EXERCISE REQUIREMENTS>
Find each line with the word "Donk" and copy it.

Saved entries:
— BEGIN —
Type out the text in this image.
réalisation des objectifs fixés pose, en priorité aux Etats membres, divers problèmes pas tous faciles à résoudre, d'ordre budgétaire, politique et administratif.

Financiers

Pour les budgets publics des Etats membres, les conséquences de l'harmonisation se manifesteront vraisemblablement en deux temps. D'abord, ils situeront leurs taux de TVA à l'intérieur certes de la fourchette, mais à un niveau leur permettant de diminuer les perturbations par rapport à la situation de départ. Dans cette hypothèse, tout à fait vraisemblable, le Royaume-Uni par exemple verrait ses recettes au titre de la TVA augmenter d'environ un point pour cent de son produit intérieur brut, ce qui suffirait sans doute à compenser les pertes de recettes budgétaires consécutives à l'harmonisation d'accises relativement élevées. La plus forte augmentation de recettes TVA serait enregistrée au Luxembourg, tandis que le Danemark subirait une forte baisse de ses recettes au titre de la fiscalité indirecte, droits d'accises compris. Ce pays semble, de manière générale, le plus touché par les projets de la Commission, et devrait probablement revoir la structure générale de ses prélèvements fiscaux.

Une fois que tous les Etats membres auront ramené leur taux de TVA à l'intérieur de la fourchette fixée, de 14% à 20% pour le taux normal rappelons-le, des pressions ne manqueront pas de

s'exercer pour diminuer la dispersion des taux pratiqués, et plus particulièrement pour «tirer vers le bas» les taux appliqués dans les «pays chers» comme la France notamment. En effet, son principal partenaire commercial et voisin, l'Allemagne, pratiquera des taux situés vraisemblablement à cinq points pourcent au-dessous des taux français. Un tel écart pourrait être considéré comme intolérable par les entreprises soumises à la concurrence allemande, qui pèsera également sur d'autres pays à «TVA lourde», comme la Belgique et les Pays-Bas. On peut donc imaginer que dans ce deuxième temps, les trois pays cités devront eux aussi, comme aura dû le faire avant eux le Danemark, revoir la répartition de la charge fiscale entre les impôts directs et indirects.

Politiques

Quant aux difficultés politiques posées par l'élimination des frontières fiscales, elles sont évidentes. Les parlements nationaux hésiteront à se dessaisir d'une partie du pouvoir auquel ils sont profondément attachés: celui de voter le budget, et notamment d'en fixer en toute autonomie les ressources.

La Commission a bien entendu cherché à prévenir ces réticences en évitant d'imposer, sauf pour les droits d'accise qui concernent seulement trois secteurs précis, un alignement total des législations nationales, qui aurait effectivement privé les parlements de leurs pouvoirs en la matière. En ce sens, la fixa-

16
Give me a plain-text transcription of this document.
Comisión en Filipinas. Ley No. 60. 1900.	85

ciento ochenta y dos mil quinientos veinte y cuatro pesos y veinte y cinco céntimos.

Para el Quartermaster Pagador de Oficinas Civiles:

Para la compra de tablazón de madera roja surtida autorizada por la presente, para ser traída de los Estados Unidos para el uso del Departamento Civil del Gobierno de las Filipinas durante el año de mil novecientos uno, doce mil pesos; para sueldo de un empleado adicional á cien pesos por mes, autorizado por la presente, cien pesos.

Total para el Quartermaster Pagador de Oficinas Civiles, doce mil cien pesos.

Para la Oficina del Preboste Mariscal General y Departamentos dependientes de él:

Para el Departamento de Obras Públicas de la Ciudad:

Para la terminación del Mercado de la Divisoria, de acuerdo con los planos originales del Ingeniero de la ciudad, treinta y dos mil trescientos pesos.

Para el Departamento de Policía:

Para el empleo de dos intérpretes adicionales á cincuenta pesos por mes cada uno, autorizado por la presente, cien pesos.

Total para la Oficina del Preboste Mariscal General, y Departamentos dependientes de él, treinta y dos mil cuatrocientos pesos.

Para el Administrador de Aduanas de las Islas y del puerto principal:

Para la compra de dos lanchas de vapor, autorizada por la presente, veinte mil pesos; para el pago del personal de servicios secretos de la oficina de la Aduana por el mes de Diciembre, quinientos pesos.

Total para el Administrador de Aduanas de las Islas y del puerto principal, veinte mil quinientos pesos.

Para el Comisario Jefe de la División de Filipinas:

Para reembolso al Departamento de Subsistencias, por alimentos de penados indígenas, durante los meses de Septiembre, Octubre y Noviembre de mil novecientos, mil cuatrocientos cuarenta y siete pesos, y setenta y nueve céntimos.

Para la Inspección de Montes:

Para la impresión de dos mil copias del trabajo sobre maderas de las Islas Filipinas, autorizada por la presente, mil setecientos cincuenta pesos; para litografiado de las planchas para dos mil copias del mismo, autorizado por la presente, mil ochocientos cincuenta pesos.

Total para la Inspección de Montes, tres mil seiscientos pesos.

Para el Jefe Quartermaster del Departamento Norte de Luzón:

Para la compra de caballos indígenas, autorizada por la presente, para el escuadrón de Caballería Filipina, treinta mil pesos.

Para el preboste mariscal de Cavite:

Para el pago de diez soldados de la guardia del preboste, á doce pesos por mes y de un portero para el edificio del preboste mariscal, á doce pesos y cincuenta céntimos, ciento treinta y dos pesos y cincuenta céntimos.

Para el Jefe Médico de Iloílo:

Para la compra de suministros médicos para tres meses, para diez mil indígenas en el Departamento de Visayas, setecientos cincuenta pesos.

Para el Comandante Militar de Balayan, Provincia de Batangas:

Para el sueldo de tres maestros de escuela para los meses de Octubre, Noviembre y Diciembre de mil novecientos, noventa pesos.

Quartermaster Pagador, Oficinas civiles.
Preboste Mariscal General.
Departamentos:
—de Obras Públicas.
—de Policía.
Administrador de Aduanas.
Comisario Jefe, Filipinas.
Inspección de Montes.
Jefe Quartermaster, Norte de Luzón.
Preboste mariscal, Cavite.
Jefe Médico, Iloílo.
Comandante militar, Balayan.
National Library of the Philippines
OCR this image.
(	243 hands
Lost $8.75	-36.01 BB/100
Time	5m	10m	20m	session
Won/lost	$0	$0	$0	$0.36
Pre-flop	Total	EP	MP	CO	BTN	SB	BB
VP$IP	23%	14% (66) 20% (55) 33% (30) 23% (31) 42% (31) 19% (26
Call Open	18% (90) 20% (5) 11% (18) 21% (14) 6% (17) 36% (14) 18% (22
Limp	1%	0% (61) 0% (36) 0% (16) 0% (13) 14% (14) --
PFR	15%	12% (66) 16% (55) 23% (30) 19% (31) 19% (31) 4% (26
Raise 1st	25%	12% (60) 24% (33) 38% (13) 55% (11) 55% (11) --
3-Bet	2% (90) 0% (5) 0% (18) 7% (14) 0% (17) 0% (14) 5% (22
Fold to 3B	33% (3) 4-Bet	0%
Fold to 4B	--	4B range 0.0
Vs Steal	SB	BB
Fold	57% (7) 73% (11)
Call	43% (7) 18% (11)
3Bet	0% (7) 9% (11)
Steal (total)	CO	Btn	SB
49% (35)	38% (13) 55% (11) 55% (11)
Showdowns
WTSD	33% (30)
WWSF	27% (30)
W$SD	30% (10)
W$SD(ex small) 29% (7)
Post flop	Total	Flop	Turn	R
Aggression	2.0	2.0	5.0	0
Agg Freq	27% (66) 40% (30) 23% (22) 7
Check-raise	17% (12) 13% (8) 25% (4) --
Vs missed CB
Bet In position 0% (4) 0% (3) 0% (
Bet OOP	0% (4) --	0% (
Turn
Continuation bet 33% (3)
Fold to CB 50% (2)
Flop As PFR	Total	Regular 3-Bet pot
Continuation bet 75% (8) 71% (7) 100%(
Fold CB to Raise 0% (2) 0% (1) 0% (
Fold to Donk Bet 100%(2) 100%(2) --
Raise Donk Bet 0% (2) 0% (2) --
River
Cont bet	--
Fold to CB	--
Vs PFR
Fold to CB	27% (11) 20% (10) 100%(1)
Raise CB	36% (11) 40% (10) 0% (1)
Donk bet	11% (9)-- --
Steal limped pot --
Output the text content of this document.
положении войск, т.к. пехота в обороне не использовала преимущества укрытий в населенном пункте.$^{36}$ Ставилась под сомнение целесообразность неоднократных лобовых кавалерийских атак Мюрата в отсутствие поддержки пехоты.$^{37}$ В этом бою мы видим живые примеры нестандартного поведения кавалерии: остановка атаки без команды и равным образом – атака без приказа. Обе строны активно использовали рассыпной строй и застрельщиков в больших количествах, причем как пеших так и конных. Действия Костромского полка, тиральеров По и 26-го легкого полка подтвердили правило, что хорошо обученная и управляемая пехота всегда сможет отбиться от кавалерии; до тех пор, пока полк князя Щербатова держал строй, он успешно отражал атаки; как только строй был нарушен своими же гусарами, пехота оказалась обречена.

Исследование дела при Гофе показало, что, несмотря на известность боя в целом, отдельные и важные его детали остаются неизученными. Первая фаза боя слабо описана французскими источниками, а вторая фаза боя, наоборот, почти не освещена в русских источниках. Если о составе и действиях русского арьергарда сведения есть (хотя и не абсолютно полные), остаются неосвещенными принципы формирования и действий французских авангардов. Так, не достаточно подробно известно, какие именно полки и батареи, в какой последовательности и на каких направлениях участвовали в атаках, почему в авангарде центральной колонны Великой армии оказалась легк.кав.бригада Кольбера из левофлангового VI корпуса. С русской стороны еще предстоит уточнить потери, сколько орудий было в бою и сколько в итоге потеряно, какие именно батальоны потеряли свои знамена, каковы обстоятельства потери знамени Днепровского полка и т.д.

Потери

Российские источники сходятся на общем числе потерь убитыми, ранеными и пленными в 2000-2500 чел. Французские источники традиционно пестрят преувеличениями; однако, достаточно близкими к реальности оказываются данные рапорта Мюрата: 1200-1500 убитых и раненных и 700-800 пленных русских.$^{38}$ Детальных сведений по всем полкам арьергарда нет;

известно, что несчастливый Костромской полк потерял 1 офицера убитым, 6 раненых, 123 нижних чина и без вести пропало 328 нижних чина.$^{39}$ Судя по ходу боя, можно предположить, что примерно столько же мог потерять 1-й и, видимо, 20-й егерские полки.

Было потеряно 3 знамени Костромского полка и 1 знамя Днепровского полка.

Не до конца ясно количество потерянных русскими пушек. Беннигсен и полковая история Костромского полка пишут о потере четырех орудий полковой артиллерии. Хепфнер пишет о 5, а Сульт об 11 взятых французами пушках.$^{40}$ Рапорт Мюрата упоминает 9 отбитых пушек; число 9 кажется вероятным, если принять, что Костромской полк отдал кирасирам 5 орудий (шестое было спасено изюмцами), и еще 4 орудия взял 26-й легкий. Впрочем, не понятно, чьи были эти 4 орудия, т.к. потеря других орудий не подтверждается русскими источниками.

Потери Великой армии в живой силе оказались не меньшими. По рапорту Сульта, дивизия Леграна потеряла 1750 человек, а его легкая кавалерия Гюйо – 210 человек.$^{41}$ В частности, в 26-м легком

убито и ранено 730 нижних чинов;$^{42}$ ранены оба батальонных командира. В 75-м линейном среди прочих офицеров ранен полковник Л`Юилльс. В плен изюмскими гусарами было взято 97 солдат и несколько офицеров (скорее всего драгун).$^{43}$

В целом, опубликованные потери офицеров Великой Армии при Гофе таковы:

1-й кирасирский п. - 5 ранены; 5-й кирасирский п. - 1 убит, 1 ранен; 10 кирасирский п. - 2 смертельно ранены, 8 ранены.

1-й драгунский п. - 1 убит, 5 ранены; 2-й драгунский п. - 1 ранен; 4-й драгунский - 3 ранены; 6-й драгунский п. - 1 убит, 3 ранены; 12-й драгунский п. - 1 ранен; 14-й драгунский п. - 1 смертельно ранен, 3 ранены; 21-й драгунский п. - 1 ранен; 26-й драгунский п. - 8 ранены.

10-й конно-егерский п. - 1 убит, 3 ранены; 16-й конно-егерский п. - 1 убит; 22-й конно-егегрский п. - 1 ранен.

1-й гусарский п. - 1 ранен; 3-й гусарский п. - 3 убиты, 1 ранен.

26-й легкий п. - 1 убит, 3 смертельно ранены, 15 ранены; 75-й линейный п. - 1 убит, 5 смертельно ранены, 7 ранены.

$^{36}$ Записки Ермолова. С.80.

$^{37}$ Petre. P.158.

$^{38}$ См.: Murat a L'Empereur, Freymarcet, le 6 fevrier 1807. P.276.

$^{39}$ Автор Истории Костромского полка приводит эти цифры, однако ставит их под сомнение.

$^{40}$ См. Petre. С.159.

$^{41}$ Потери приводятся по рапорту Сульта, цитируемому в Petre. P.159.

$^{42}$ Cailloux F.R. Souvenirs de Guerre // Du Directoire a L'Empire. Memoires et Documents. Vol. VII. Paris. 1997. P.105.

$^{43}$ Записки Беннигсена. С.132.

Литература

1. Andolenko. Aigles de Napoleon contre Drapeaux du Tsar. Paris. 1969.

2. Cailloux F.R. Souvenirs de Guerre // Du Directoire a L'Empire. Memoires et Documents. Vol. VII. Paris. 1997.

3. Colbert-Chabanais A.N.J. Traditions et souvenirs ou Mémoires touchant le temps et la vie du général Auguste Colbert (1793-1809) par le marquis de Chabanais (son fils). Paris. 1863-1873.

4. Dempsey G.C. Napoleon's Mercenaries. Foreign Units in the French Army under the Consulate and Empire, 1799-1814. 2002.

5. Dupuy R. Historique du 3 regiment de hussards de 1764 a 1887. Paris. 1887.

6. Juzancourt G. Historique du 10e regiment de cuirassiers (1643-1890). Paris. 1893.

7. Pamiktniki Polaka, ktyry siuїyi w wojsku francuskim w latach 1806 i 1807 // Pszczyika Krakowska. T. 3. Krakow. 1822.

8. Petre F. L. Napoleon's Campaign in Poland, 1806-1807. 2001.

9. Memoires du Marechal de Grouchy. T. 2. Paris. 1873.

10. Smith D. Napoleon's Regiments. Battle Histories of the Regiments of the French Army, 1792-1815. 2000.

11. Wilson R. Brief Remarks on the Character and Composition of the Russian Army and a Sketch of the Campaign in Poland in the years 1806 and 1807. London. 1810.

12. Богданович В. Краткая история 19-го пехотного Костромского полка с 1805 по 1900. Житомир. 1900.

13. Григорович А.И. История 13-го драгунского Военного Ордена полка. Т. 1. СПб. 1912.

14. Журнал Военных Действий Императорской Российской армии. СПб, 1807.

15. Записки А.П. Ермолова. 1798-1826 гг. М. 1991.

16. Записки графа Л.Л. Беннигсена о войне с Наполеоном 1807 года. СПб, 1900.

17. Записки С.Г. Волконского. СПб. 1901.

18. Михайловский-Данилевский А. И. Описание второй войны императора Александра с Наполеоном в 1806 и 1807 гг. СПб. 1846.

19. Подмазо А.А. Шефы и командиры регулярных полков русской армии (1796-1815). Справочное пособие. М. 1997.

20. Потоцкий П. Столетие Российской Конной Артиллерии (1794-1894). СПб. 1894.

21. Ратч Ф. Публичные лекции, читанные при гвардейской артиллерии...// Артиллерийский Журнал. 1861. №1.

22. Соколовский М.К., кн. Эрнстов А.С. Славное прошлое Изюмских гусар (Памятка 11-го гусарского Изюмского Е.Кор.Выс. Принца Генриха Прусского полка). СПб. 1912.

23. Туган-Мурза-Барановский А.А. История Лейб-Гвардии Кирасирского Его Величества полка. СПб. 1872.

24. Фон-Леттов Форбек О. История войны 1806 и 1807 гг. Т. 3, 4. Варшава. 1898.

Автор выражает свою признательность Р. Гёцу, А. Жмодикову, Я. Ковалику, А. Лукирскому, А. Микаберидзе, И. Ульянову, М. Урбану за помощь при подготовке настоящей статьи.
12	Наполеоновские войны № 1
— END —
EXERCISE OUTPUT>
Fold to Donk Bet 100%(2) 100%(2) --
Raise Donk Bet 0% (2) 0% (2) --
Donk bet	11% (9)-- --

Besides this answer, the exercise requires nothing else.